• A run of records:

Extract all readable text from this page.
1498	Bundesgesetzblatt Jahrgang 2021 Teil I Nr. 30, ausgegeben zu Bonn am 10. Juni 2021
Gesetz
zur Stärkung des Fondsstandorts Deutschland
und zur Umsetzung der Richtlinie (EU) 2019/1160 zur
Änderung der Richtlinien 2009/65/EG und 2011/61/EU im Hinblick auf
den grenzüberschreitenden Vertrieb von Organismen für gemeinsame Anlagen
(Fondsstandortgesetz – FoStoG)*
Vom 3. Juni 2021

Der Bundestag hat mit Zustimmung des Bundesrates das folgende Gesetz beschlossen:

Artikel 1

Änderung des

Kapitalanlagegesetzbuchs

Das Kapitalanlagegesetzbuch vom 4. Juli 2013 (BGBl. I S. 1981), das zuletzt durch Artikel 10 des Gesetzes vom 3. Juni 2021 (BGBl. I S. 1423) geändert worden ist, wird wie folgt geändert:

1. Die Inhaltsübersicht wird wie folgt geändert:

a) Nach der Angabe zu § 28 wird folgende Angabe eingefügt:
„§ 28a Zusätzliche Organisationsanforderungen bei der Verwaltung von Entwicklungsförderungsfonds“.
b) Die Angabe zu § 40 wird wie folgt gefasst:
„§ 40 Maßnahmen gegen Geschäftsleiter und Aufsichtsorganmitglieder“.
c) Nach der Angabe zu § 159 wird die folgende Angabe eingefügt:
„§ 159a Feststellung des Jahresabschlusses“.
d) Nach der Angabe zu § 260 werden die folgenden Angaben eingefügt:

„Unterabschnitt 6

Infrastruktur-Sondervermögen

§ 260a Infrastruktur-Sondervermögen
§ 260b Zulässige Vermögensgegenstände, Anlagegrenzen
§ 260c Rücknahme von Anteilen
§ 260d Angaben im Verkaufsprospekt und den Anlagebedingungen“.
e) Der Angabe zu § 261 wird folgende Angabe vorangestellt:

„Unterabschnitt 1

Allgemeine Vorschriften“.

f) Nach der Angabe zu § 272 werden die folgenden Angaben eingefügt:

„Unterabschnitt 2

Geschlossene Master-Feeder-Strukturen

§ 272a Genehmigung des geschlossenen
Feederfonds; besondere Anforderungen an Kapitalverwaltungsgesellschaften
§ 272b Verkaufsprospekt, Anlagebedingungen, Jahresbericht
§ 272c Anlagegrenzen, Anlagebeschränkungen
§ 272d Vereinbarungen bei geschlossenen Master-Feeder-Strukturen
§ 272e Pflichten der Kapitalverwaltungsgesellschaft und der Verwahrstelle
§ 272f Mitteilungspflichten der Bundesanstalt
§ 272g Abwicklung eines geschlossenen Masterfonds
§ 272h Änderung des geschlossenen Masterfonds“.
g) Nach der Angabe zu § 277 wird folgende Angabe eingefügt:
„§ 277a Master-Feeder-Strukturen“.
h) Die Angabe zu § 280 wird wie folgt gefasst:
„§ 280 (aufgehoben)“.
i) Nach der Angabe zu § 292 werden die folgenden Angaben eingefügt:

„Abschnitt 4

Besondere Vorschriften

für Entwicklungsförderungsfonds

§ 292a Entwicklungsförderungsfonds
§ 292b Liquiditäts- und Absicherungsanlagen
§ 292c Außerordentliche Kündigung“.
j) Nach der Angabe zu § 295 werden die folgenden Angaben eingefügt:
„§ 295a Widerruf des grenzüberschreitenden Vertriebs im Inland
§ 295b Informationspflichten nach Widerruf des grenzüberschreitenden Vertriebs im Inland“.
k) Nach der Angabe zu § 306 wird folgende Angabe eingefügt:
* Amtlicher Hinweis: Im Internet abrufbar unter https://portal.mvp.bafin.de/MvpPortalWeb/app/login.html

• WRITTEN INSTRUCTION:
Report each line in the preceding entries that holds the string "Sondervermögen".

• WRITTEN REPLY:
Infrastruktur-Sondervermögen
§ 260a Infrastruktur-Sondervermögen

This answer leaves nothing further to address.